▶ Stated problem
Draw out every line with the word "original" from the listing below.

>> Start

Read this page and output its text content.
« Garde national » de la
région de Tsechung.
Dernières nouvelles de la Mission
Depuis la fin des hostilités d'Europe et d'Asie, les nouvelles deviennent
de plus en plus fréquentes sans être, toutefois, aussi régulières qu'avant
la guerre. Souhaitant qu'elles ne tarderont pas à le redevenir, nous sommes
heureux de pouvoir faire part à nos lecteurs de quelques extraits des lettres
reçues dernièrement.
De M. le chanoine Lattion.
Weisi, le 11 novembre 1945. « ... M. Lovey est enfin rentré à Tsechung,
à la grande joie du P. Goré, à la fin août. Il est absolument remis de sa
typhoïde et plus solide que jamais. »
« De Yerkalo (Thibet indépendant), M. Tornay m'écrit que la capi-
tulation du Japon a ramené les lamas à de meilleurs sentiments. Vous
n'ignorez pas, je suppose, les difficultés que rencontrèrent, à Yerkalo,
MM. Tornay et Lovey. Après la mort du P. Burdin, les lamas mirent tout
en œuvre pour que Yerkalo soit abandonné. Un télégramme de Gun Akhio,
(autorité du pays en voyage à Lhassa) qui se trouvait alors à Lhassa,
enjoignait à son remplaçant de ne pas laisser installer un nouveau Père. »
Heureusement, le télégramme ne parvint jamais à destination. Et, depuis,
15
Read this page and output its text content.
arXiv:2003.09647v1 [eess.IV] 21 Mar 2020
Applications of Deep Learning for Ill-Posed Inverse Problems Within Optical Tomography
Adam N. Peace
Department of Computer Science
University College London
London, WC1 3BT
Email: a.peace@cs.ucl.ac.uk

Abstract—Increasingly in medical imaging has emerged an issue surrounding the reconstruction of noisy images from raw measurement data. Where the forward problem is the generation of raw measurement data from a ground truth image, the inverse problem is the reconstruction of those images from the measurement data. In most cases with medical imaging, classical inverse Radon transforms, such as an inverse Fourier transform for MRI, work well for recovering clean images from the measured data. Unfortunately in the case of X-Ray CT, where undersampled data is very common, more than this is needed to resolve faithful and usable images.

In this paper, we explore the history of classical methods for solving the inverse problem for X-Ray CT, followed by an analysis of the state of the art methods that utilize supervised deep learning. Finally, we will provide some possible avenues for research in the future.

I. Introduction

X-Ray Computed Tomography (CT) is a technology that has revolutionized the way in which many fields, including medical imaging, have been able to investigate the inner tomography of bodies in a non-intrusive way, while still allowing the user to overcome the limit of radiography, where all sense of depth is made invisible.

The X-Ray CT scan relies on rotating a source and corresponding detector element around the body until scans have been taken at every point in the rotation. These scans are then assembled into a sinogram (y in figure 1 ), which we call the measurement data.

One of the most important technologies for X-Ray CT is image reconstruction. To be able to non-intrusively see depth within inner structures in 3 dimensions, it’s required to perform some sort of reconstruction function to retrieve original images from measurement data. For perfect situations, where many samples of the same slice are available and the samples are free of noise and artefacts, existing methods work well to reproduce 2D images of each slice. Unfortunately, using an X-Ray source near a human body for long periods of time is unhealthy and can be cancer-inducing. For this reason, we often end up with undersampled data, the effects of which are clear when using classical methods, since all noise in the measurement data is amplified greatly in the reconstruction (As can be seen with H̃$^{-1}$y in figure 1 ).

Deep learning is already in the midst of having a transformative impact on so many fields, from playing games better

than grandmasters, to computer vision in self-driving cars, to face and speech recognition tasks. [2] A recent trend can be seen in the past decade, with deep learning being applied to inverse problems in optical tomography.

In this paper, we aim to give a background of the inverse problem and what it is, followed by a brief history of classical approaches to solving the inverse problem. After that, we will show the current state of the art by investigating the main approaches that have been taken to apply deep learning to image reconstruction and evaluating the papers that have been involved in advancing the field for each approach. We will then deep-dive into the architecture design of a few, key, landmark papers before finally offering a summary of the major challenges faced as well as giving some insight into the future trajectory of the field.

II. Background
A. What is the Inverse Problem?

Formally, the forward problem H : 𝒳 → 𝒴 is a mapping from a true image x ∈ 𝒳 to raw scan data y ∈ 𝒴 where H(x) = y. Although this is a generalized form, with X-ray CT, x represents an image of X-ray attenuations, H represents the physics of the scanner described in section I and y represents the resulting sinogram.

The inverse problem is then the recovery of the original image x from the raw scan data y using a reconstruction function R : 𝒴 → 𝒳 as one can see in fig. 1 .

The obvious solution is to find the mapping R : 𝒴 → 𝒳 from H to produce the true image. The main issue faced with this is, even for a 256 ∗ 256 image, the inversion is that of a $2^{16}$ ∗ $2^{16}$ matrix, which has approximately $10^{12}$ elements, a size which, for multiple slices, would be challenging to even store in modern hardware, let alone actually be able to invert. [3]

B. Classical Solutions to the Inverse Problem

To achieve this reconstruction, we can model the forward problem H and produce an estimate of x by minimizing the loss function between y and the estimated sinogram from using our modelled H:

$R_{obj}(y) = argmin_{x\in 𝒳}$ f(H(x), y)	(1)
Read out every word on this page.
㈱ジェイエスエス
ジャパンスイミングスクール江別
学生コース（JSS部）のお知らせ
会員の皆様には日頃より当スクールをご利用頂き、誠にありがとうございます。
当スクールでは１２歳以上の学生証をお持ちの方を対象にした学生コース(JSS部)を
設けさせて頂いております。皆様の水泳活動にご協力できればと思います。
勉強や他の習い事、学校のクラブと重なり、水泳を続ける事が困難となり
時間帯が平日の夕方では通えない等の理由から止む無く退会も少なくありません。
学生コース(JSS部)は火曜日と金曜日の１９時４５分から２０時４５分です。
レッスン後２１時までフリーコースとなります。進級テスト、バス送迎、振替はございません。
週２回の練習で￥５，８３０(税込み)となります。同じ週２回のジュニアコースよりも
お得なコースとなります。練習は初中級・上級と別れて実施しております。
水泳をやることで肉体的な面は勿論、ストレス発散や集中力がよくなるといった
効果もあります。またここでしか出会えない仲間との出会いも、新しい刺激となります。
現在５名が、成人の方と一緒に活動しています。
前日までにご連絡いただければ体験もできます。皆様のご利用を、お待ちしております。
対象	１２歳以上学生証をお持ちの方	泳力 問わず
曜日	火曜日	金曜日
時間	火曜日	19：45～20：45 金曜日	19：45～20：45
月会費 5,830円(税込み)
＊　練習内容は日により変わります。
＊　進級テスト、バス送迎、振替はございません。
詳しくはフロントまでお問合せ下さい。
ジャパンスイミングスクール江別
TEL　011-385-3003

>> End

▶ Exercise solution
One of the most important technologies for X-Ray CT is image reconstruction. To be able to non-intrusively see depth within inner structures in 3 dimensions, it’s required to perform some sort of reconstruction function to retrieve original images from measurement data. For perfect situations, where many samples of the same slice are available and the samples are free of noise and artefacts, existing methods work well to reproduce 2D images of each slice. Unfortunately, using an X-Ray source near a human body for long periods of time is unhealthy and can be cancer-inducing. For this reason, we often end up with undersampled data, the effects of which are clear when using classical methods, since all noise in the measurement data is amplified greatly in the reconstruction (As can be seen with H̃$^{-1}$y in figure 1 ).
The inverse problem is then the recovery of the original image x from the raw scan data y using a reconstruction function R : 𝒴 → 𝒳 as one can see in fig. 1 .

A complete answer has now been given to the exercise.